Exercise description
Work through the material below and count the lines holding the word "ISSN"; give that count and nothing more.

Extracted records
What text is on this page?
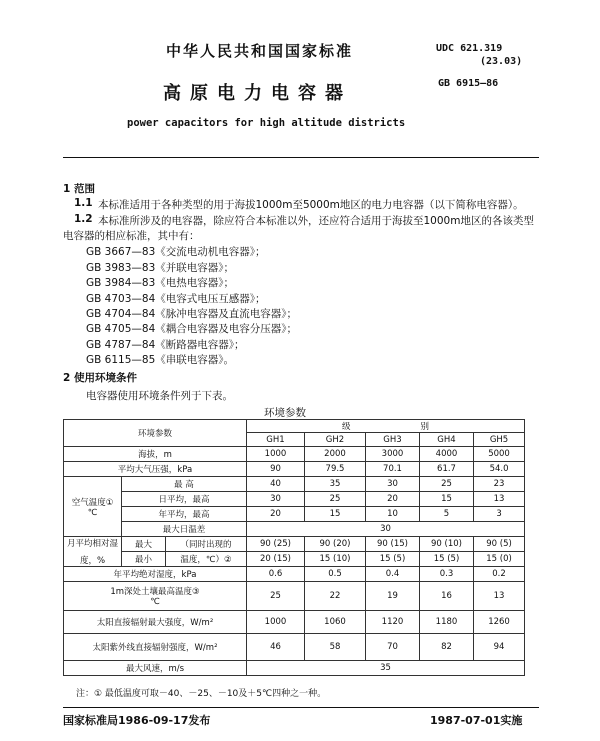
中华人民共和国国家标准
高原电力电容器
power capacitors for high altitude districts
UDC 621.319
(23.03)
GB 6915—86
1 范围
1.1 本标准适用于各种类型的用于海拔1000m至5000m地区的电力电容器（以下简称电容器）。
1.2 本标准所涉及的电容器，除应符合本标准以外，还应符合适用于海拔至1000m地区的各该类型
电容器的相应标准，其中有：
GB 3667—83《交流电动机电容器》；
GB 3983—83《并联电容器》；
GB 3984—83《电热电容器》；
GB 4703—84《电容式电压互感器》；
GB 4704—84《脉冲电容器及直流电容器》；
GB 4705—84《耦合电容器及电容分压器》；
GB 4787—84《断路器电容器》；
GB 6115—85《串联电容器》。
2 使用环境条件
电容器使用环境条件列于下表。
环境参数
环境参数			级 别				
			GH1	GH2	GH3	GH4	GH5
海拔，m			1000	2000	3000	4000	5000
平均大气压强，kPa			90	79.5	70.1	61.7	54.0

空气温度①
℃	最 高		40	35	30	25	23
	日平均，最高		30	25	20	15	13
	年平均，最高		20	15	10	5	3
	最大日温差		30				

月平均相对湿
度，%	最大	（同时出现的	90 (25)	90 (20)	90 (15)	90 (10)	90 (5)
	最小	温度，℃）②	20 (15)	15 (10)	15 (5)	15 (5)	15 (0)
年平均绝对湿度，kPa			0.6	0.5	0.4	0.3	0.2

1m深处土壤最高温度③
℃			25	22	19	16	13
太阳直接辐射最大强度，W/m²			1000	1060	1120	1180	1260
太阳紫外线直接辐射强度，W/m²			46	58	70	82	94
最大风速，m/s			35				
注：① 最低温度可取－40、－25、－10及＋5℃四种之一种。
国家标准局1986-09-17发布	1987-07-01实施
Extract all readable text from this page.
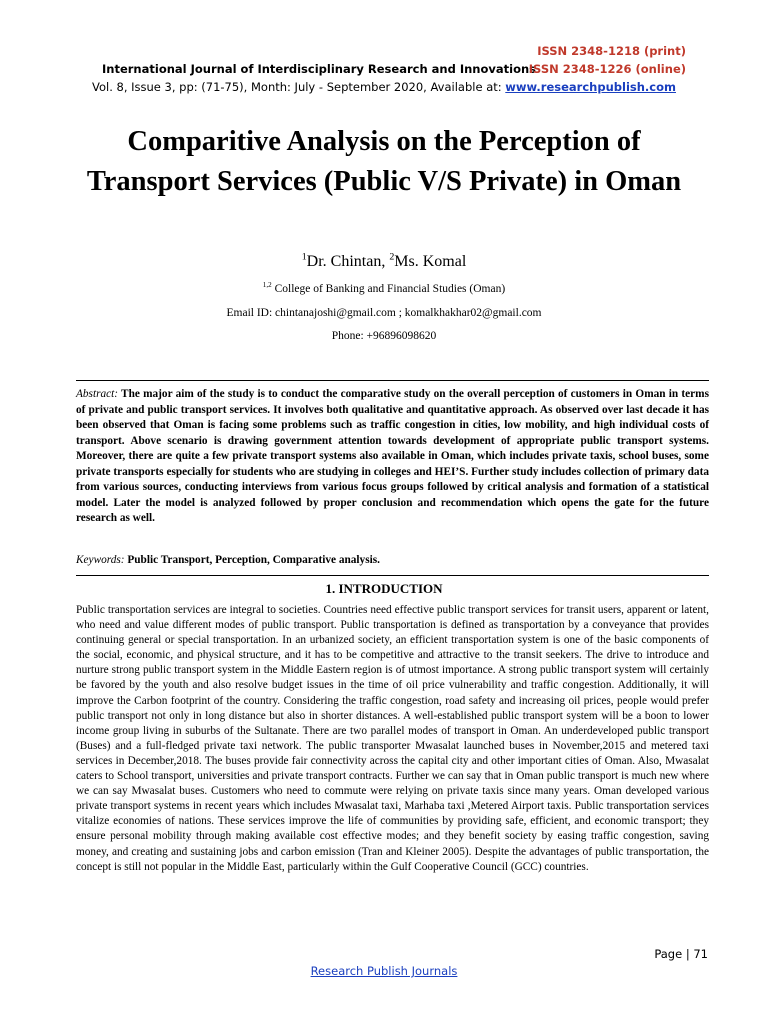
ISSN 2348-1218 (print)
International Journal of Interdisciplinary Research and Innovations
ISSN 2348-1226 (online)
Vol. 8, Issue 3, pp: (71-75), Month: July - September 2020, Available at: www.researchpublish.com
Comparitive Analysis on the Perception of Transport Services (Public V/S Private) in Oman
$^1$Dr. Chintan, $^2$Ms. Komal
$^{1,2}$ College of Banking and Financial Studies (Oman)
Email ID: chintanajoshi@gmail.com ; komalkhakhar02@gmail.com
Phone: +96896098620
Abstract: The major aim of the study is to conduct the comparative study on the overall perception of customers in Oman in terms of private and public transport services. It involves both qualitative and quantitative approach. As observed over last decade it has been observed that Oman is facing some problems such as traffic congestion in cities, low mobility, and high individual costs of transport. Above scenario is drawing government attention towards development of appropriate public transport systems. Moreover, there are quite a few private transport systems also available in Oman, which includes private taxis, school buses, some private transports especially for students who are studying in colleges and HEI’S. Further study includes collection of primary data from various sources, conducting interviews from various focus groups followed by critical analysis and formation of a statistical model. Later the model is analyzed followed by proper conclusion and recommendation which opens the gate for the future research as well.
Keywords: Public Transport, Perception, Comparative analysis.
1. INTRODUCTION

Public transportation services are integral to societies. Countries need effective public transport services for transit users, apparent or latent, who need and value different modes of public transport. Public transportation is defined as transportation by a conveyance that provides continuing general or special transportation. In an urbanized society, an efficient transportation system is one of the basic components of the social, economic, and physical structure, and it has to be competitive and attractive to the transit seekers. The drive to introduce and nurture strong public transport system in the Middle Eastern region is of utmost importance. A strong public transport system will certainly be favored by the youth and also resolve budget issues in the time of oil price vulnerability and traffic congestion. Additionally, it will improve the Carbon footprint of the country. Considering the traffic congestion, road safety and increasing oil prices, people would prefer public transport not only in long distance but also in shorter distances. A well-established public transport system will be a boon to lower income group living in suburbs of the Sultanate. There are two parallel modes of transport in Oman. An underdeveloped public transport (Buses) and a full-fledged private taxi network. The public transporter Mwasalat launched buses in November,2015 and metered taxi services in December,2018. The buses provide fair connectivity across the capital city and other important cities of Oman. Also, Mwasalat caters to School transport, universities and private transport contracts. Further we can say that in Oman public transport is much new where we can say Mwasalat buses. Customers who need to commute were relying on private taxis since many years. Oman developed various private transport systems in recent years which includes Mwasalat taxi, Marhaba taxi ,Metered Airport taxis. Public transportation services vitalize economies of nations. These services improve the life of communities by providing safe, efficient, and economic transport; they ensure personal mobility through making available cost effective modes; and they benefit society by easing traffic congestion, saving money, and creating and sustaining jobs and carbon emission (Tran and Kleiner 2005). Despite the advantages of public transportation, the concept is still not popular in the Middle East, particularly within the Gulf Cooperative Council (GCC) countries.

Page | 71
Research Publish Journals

Correct response
2